REQUIREMENT: Transcribe the entries that follow, word for word.

Data records

────────────────────

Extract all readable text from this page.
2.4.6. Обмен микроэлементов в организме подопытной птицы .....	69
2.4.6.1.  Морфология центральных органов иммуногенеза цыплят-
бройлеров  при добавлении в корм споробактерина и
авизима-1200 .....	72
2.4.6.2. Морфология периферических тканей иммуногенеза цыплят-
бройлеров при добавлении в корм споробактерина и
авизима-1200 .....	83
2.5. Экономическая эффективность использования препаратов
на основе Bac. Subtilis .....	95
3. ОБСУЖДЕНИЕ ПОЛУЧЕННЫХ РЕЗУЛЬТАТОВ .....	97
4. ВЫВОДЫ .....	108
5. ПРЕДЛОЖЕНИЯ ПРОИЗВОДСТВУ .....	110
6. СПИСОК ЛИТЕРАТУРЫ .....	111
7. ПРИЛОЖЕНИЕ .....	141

────────────────────

RESPONSE:
Extract all readable text from this page.
2.4.6. Обмен микроэлементов в организме подопытной птицы .....	69
2.4.6.1.  Морфология центральных органов иммуногенеза цыплят-
бройлеров  при добавлении в корм споробактерина и
авизима-1200 .....	72
2.4.6.2. Морфология периферических тканей иммуногенеза цыплят-
бройлеров при добавлении в корм споробактерина и
авизима-1200 .....	83
2.5. Экономическая эффективность использования препаратов
на основе Bac. Subtilis .....	95
3. ОБСУЖДЕНИЕ ПОЛУЧЕННЫХ РЕЗУЛЬТАТОВ .....	97
4. ВЫВОДЫ .....	108
5. ПРЕДЛОЖЕНИЯ ПРОИЗВОДСТВУ .....	110
6. СПИСОК ЛИТЕРАТУРЫ .....	111
7. ПРИЛОЖЕНИЕ .....	141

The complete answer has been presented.